▶ _Supplied data_

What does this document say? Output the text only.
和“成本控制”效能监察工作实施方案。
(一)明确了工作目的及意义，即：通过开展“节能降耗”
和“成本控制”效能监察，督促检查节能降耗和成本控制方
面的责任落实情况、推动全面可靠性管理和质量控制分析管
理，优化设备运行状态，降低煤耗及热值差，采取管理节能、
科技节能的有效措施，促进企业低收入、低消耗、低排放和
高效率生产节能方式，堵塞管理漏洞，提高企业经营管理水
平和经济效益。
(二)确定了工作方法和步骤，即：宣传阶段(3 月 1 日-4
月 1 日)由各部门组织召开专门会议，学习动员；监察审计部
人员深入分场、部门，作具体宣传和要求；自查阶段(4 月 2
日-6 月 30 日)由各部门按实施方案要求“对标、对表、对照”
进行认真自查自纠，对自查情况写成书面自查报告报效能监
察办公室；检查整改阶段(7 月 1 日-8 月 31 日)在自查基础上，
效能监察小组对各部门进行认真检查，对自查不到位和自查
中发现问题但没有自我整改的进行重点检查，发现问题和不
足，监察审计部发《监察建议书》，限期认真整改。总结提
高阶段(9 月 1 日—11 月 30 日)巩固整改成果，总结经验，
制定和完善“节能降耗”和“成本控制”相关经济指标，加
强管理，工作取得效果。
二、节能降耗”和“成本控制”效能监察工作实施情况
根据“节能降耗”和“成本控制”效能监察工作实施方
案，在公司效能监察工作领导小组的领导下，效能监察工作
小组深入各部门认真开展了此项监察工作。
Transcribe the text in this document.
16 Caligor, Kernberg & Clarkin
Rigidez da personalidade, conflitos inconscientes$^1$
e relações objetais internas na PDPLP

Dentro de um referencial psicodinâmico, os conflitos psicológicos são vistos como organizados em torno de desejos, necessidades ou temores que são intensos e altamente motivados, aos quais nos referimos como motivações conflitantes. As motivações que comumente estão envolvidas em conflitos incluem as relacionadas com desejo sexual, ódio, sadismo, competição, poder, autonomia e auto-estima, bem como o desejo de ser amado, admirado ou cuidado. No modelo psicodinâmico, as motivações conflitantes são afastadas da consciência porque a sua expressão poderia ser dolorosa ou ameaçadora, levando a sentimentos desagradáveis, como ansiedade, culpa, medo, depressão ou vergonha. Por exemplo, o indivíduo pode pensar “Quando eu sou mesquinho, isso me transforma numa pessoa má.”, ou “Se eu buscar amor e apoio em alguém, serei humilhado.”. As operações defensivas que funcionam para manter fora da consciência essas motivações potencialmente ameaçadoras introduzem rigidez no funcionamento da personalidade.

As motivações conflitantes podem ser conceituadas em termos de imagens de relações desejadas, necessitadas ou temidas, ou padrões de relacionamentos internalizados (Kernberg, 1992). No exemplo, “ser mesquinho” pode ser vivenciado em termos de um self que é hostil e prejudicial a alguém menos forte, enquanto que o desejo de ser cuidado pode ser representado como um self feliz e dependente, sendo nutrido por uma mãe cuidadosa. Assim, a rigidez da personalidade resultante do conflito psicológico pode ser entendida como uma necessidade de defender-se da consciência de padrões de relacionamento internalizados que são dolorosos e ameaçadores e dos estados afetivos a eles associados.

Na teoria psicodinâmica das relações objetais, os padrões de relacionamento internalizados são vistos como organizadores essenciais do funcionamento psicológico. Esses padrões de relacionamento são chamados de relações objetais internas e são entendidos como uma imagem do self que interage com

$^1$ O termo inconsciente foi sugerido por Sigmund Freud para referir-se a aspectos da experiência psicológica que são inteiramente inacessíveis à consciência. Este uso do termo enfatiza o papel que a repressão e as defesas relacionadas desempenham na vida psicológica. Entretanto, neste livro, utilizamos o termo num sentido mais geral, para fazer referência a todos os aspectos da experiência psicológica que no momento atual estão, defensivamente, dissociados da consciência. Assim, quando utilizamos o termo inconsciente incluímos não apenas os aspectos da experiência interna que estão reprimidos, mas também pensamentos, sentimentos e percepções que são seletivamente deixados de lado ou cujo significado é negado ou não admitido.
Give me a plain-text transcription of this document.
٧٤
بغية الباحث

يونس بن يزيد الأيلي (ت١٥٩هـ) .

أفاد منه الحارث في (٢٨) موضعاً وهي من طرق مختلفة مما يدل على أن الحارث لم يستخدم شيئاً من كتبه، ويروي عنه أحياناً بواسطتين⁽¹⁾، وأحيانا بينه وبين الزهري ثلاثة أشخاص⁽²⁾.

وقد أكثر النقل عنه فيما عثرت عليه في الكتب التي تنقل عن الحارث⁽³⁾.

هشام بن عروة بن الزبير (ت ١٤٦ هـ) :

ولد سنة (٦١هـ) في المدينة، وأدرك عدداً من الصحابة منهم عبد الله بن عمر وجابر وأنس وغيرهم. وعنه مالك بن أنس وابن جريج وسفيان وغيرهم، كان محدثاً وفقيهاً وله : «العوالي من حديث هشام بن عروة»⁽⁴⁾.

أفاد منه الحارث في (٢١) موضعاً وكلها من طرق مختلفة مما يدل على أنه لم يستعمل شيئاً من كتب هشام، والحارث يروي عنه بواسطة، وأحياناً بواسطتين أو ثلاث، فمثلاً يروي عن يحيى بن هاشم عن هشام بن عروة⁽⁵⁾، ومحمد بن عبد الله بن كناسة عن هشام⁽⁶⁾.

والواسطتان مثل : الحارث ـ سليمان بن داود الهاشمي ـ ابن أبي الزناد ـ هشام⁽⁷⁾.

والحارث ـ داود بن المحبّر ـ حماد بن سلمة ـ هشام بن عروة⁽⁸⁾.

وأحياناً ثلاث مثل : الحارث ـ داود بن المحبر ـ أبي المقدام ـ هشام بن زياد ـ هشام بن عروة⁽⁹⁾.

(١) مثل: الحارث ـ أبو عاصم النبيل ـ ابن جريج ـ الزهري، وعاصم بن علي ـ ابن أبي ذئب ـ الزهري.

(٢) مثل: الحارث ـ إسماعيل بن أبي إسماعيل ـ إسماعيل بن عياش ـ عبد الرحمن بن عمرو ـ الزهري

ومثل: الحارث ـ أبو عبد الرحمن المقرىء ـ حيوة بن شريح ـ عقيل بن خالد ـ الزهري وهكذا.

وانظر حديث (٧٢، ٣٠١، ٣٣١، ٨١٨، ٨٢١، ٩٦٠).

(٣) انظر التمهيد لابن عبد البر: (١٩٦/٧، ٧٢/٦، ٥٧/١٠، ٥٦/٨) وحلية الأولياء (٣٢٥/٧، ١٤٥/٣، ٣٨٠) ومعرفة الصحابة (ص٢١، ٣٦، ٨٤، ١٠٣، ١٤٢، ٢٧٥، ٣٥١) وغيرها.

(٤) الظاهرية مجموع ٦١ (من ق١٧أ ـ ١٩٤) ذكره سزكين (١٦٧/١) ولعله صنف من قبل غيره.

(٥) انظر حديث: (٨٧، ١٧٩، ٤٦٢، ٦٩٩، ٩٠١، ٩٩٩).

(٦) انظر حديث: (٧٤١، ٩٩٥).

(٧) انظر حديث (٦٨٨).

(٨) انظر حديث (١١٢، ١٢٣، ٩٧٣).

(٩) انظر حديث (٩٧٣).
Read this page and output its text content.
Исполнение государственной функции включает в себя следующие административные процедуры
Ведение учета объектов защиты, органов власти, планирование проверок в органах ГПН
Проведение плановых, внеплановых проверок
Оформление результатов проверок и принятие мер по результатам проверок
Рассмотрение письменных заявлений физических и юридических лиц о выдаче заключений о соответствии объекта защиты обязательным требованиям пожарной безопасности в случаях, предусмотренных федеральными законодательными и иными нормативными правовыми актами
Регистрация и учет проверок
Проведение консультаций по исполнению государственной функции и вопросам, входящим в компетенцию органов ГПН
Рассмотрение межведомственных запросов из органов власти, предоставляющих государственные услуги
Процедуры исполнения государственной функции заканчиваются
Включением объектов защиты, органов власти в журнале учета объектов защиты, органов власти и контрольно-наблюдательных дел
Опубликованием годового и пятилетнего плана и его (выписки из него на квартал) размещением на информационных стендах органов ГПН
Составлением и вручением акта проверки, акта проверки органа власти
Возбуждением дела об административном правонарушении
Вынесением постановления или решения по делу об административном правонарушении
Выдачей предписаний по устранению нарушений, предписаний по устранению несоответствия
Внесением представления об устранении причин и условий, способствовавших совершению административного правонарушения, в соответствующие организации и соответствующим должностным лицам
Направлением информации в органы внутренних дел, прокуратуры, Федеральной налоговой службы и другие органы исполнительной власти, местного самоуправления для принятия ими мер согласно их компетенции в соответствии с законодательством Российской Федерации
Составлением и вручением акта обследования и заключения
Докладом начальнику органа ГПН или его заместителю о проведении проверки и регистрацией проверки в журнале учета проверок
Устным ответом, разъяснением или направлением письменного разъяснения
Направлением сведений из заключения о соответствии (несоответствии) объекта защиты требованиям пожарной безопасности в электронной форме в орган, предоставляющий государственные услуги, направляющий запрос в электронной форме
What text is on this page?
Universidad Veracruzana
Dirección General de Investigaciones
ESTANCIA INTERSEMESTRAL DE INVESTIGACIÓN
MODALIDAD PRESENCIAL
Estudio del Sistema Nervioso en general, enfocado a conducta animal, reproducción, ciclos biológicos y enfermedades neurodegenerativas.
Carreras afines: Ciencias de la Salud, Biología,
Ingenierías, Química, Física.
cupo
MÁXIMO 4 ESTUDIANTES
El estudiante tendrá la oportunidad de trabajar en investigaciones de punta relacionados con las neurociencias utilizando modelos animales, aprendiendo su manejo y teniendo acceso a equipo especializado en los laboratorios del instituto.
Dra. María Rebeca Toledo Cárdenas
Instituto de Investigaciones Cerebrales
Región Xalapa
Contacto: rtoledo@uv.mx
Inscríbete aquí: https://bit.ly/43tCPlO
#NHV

▶ _What is needed_
Return from the data every line that holds "административном".

▶ _Result of the task_
Возбуждением дела об административном правонарушении
Вынесением постановления или решения по делу об административном правонарушении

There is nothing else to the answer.